** Written request **
Each entry below is to be transcribed exactly.

** Data for this task **
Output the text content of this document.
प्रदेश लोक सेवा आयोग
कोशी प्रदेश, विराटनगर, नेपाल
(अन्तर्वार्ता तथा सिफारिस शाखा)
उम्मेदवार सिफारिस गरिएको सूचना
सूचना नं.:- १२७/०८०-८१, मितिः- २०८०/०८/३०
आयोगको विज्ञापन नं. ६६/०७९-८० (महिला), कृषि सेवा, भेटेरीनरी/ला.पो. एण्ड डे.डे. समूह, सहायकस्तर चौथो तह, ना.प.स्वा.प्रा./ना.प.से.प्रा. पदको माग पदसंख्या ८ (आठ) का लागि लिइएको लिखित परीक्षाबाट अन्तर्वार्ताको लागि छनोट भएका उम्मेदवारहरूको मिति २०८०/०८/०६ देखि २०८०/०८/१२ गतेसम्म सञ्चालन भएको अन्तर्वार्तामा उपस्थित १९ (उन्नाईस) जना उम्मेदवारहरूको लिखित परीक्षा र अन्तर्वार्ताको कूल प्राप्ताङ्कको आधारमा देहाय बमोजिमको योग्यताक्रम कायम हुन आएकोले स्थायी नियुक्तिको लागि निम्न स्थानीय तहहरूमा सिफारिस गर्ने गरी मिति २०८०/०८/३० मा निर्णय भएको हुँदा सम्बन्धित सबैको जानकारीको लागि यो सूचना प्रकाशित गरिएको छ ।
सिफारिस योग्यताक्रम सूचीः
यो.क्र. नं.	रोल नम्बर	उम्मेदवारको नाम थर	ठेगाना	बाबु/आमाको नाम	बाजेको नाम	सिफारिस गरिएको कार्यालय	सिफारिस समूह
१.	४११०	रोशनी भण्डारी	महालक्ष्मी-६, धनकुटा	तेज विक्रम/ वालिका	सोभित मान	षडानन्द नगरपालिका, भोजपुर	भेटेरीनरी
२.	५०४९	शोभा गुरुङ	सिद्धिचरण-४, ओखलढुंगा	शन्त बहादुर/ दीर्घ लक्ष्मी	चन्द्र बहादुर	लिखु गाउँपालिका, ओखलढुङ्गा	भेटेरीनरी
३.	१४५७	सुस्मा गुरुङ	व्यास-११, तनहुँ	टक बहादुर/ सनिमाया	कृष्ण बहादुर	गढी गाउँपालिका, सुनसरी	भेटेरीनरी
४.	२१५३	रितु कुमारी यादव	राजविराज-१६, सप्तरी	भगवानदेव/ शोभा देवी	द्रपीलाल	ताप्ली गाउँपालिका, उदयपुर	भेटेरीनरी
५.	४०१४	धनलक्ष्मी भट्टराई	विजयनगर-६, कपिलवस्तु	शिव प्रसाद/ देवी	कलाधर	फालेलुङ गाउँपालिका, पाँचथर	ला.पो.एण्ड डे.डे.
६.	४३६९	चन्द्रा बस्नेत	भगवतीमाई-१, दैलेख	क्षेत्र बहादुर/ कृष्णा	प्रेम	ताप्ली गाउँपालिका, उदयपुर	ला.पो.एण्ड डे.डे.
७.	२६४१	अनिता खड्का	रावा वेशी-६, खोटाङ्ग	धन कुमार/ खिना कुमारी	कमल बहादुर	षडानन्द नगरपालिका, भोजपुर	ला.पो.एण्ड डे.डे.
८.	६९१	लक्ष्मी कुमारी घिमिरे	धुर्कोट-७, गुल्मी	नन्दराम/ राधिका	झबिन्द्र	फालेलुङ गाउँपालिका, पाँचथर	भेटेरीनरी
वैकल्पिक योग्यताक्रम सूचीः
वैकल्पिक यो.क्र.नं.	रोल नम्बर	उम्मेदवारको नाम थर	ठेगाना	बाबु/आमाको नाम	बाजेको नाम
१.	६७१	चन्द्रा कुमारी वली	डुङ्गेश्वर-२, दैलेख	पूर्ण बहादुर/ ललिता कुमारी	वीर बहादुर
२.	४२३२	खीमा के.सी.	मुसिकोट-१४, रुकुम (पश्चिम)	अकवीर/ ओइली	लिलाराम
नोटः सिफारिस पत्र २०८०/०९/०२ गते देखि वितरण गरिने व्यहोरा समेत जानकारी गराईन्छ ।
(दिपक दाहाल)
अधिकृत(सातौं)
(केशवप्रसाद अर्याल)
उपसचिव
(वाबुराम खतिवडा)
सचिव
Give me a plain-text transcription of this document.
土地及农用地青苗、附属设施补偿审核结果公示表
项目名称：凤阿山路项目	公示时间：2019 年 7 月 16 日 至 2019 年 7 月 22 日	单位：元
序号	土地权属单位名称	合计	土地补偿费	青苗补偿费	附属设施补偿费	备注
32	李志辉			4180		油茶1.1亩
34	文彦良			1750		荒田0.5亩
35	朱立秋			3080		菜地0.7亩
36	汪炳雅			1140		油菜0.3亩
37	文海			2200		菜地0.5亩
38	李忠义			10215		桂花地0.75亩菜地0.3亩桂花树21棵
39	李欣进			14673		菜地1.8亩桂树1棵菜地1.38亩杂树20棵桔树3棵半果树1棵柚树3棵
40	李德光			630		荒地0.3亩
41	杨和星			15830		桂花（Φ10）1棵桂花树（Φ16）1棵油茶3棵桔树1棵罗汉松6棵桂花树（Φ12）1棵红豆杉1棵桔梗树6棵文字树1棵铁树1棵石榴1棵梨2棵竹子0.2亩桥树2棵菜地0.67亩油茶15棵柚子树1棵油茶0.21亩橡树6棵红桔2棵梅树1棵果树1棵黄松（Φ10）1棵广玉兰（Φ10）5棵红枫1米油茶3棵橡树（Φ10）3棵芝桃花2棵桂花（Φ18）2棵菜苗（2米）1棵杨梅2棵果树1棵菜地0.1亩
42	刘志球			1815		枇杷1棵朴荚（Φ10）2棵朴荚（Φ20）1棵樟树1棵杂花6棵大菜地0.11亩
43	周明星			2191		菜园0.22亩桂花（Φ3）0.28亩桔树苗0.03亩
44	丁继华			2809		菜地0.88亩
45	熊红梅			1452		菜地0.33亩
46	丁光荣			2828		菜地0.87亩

** Answer for this exercise **
Output the text content of this document.
प्रदेश लोक सेवा आयोग
कोशी प्रदेश, विराटनगर, नेपाल
(अन्तर्वार्ता तथा सिफारिस शाखा)
उम्मेदवार सिफारिस गरिएको सूचना
सूचना नं.:- १२७/०८०-८१, मितिः- २०८०/०८/३०
आयोगको विज्ञापन नं. ६६/०७९-८० (महिला), कृषि सेवा, भेटेरीनरी/ला.पो. एण्ड डे.डे. समूह, सहायकस्तर चौथो तह, ना.प.स्वा.प्रा./ना.प.से.प्रा. पदको माग पदसंख्या ८ (आठ) का लागि लिइएको लिखित परीक्षाबाट अन्तर्वार्ताको लागि छनोट भएका उम्मेदवारहरूको मिति २०८०/०८/०६ देखि २०८०/०८/१२ गतेसम्म सञ्चालन भएको अन्तर्वार्तामा उपस्थित १९ (उन्नाईस) जना उम्मेदवारहरूको लिखित परीक्षा र अन्तर्वार्ताको कूल प्राप्ताङ्कको आधारमा देहाय बमोजिमको योग्यताक्रम कायम हुन आएकोले स्थायी नियुक्तिको लागि निम्न स्थानीय तहहरूमा सिफारिस गर्ने गरी मिति २०८०/०८/३० मा निर्णय भएको हुँदा सम्बन्धित सबैको जानकारीको लागि यो सूचना प्रकाशित गरिएको छ ।
सिफारिस योग्यताक्रम सूचीः
यो.क्र. नं.	रोल नम्बर	उम्मेदवारको नाम थर	ठेगाना	बाबु/आमाको नाम	बाजेको नाम	सिफारिस गरिएको कार्यालय	सिफारिस समूह
१.	४११०	रोशनी भण्डारी	महालक्ष्मी-६, धनकुटा	तेज विक्रम/ वालिका	सोभित मान	षडानन्द नगरपालिका, भोजपुर	भेटेरीनरी
२.	५०४९	शोभा गुरुङ	सिद्धिचरण-४, ओखलढुंगा	शन्त बहादुर/ दीर्घ लक्ष्मी	चन्द्र बहादुर	लिखु गाउँपालिका, ओखलढुङ्गा	भेटेरीनरी
३.	१४५७	सुस्मा गुरुङ	व्यास-११, तनहुँ	टक बहादुर/ सनिमाया	कृष्ण बहादुर	गढी गाउँपालिका, सुनसरी	भेटेरीनरी
४.	२१५३	रितु कुमारी यादव	राजविराज-१६, सप्तरी	भगवानदेव/ शोभा देवी	द्रपीलाल	ताप्ली गाउँपालिका, उदयपुर	भेटेरीनरी
५.	४०१४	धनलक्ष्मी भट्टराई	विजयनगर-६, कपिलवस्तु	शिव प्रसाद/ देवी	कलाधर	फालेलुङ गाउँपालिका, पाँचथर	ला.पो.एण्ड डे.डे.
६.	४३६९	चन्द्रा बस्नेत	भगवतीमाई-१, दैलेख	क्षेत्र बहादुर/ कृष्णा	प्रेम	ताप्ली गाउँपालिका, उदयपुर	ला.पो.एण्ड डे.डे.
७.	२६४१	अनिता खड्का	रावा वेशी-६, खोटाङ्ग	धन कुमार/ खिना कुमारी	कमल बहादुर	षडानन्द नगरपालिका, भोजपुर	ला.पो.एण्ड डे.डे.
८.	६९१	लक्ष्मी कुमारी घिमिरे	धुर्कोट-७, गुल्मी	नन्दराम/ राधिका	झबिन्द्र	फालेलुङ गाउँपालिका, पाँचथर	भेटेरीनरी
वैकल्पिक योग्यताक्रम सूचीः
वैकल्पिक यो.क्र.नं.	रोल नम्बर	उम्मेदवारको नाम थर	ठेगाना	बाबु/आमाको नाम	बाजेको नाम
१.	६७१	चन्द्रा कुमारी वली	डुङ्गेश्वर-२, दैलेख	पूर्ण बहादुर/ ललिता कुमारी	वीर बहादुर
२.	४२३२	खीमा के.सी.	मुसिकोट-१४, रुकुम (पश्चिम)	अकवीर/ ओइली	लिलाराम
नोटः सिफारिस पत्र २०८०/०९/०२ गते देखि वितरण गरिने व्यहोरा समेत जानकारी गराईन्छ ।
(दिपक दाहाल)
अधिकृत(सातौं)
(केशवप्रसाद अर्याल)
उपसचिव
(वाबुराम खतिवडा)
सचिव
Give me a plain-text transcription of this document.
土地及农用地青苗、附属设施补偿审核结果公示表
项目名称：凤阿山路项目	公示时间：2019 年 7 月 16 日 至 2019 年 7 月 22 日	单位：元
序号	土地权属单位名称	合计	土地补偿费	青苗补偿费	附属设施补偿费	备注
32	李志辉			4180		油茶1.1亩
34	文彦良			1750		荒田0.5亩
35	朱立秋			3080		菜地0.7亩
36	汪炳雅			1140		油菜0.3亩
37	文海			2200		菜地0.5亩
38	李忠义			10215		桂花地0.75亩菜地0.3亩桂花树21棵
39	李欣进			14673		菜地1.8亩桂树1棵菜地1.38亩杂树20棵桔树3棵半果树1棵柚树3棵
40	李德光			630		荒地0.3亩
41	杨和星			15830		桂花（Φ10）1棵桂花树（Φ16）1棵油茶3棵桔树1棵罗汉松6棵桂花树（Φ12）1棵红豆杉1棵桔梗树6棵文字树1棵铁树1棵石榴1棵梨2棵竹子0.2亩桥树2棵菜地0.67亩油茶15棵柚子树1棵油茶0.21亩橡树6棵红桔2棵梅树1棵果树1棵黄松（Φ10）1棵广玉兰（Φ10）5棵红枫1米油茶3棵橡树（Φ10）3棵芝桃花2棵桂花（Φ18）2棵菜苗（2米）1棵杨梅2棵果树1棵菜地0.1亩
42	刘志球			1815		枇杷1棵朴荚（Φ10）2棵朴荚（Φ20）1棵樟树1棵杂花6棵大菜地0.11亩
43	周明星			2191		菜园0.22亩桂花（Φ3）0.28亩桔树苗0.03亩
44	丁继华			2809		菜地0.88亩
45	熊红梅			1452		菜地0.33亩
46	丁光荣			2828		菜地0.87亩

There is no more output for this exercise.